-- BEGIN --

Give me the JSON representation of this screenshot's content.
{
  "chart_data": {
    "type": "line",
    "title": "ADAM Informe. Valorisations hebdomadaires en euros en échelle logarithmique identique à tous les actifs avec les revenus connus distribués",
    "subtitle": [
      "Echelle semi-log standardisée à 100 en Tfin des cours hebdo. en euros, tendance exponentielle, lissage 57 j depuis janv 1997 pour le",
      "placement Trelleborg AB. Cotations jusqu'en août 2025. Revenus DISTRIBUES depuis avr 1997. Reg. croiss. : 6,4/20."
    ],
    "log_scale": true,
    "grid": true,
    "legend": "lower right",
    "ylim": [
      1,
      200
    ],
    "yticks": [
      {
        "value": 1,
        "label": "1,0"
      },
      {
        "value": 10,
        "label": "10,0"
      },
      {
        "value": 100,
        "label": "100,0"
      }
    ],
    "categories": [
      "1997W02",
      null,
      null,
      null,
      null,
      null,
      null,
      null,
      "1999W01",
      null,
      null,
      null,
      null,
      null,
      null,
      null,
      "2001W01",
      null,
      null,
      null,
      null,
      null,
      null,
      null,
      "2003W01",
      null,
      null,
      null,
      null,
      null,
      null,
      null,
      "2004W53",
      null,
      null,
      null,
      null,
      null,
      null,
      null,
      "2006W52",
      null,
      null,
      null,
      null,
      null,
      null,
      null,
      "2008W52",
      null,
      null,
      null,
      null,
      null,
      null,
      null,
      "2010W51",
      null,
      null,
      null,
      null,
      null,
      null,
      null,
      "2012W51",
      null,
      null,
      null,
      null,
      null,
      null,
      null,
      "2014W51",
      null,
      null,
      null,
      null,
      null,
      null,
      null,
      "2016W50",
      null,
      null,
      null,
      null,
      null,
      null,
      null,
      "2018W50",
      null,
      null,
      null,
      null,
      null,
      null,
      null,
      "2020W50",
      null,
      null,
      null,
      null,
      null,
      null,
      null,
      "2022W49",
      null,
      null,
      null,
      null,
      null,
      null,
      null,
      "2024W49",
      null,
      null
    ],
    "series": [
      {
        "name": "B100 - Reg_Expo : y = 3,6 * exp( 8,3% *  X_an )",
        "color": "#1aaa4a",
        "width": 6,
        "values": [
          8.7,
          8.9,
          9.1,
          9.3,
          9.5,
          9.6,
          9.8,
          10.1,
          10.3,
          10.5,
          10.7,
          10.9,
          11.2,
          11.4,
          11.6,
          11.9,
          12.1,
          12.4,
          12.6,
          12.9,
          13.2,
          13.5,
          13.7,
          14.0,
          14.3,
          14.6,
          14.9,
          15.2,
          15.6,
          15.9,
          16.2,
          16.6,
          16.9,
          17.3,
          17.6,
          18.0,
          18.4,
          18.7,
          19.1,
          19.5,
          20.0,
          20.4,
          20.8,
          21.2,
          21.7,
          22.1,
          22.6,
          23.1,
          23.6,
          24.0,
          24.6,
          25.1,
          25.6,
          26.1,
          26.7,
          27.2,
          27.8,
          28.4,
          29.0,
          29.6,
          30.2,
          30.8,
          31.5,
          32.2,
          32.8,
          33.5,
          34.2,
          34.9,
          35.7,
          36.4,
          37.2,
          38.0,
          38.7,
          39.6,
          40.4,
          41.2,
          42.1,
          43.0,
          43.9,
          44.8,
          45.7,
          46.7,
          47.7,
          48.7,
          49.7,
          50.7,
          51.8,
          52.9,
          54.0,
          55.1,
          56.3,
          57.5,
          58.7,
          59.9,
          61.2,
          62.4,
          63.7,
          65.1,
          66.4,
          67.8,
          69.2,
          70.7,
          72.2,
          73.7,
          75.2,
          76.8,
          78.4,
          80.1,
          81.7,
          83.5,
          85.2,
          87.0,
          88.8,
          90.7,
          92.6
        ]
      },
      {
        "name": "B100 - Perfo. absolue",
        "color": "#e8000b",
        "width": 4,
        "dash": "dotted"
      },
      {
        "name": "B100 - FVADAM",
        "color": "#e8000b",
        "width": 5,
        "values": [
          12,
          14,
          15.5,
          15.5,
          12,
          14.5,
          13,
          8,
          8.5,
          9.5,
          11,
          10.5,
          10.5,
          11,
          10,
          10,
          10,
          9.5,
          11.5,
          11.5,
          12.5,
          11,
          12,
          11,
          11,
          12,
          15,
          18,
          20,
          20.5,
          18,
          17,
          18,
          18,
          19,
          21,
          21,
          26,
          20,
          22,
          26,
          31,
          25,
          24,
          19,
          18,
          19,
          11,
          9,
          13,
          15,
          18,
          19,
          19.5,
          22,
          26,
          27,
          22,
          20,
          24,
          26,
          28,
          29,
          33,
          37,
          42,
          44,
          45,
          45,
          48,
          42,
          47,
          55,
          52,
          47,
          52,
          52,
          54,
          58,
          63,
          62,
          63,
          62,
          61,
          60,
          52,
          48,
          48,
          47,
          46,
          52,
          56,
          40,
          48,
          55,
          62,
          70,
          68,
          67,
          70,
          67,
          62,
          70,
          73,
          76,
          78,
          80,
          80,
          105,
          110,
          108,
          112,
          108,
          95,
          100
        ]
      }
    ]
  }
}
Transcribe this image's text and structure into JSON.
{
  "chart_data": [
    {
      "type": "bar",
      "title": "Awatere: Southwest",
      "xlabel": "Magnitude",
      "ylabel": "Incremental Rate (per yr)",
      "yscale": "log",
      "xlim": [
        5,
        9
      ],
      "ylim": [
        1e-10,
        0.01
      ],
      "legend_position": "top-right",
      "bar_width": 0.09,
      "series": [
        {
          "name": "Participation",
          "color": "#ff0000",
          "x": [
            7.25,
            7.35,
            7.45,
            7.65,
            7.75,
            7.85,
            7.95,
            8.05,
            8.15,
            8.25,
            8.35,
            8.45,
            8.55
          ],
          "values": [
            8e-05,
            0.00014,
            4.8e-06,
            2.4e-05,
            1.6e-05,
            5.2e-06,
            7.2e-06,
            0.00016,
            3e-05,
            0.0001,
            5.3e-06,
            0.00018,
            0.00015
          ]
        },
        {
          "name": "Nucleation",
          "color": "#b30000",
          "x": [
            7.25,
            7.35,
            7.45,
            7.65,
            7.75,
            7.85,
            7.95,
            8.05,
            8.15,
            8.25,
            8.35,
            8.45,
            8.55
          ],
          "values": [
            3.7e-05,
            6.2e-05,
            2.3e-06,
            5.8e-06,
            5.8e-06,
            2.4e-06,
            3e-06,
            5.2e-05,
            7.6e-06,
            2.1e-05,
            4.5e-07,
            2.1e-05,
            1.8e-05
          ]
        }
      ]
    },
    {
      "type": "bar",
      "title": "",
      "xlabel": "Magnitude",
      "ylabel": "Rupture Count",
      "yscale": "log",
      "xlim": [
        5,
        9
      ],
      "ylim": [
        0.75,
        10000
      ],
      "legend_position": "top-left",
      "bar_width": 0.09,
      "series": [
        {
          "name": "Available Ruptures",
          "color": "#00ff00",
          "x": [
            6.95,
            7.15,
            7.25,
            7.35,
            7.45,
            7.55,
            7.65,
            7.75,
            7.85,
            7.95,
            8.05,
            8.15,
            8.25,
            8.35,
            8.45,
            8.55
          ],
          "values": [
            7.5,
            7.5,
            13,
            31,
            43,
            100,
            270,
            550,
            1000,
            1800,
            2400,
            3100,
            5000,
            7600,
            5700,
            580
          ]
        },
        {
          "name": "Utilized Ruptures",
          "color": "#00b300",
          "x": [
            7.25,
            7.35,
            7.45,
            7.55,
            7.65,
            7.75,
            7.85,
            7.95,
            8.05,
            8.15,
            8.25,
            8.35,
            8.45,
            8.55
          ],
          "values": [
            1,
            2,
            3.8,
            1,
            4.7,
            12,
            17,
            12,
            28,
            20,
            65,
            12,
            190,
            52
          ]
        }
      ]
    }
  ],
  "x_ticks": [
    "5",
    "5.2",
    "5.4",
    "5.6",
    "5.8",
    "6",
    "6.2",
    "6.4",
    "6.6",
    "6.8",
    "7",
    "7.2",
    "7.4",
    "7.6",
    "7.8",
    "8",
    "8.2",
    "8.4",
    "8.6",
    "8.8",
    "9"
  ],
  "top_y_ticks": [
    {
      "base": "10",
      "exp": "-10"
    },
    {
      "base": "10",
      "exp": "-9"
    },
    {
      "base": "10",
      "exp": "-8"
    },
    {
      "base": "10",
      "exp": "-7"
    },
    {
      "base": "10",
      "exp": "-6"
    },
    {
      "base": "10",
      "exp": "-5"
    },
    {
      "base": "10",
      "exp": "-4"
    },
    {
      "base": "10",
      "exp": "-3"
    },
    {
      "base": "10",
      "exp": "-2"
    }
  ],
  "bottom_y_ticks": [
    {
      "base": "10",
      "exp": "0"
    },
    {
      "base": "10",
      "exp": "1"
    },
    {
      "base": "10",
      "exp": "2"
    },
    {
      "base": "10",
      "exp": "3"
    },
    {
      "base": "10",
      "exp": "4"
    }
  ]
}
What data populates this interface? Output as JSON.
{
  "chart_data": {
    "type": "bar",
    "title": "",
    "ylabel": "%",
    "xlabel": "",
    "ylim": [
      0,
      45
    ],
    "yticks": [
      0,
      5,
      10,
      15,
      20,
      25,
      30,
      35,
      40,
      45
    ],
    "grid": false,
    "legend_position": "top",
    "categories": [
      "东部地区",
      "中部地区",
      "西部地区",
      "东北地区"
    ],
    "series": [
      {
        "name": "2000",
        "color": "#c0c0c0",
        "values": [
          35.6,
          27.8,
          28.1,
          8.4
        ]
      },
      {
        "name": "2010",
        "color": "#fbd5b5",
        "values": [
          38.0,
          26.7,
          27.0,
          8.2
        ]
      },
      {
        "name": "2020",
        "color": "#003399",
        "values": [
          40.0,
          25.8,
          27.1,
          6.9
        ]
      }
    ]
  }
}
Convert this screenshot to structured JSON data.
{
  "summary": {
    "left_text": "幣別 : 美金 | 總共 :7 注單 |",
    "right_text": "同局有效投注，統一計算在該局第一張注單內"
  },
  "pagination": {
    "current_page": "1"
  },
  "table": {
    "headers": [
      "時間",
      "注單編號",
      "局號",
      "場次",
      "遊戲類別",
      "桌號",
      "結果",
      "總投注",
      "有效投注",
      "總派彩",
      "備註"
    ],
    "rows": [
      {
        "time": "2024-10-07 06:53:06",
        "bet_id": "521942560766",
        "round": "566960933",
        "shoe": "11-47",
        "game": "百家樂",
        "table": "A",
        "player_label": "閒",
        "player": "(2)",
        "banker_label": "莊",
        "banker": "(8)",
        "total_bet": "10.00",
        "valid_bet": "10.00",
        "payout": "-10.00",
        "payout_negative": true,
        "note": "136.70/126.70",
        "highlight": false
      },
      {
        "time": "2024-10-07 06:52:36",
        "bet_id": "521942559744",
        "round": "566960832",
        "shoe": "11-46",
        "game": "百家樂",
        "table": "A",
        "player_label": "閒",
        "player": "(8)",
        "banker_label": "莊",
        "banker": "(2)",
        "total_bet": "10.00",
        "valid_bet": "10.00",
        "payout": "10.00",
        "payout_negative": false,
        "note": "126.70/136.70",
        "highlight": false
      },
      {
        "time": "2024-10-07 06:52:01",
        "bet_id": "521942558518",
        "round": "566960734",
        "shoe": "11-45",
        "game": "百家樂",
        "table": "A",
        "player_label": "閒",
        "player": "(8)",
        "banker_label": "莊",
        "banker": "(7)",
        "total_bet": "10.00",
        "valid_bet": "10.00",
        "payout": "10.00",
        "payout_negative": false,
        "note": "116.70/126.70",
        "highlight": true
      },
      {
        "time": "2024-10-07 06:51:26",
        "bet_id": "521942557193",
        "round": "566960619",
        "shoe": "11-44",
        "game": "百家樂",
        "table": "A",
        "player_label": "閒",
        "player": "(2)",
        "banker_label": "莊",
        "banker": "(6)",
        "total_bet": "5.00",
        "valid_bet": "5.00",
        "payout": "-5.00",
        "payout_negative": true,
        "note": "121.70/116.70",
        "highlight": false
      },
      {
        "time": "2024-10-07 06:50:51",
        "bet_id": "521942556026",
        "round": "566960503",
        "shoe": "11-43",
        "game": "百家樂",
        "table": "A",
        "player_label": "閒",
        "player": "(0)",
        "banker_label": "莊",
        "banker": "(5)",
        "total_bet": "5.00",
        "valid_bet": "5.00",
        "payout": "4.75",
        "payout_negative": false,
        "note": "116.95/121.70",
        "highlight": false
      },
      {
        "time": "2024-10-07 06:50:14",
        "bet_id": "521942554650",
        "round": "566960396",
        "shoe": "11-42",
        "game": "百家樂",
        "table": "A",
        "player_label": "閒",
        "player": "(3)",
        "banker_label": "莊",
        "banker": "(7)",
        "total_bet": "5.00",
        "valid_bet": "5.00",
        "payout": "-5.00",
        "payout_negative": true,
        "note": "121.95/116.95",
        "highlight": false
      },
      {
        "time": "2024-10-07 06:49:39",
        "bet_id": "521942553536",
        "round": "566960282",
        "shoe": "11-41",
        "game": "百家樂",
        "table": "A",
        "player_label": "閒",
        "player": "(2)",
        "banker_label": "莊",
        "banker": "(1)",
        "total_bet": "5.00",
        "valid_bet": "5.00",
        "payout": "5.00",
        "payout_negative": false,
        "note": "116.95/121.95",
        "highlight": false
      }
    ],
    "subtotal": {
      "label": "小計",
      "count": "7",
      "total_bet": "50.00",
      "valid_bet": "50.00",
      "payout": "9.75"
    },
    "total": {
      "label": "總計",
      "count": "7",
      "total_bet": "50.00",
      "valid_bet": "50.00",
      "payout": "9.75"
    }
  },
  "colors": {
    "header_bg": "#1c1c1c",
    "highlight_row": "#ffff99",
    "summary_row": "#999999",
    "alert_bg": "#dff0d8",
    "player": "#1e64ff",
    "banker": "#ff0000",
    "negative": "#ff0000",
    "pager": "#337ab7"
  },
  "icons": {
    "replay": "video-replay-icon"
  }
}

-- END --

→ Given exercise: Find the string "screenshot" in the listing and return every line that holds it.

→ Solution to the exercise:
Give me the JSON representation of this screenshot's content.
Convert this screenshot to structured JSON data.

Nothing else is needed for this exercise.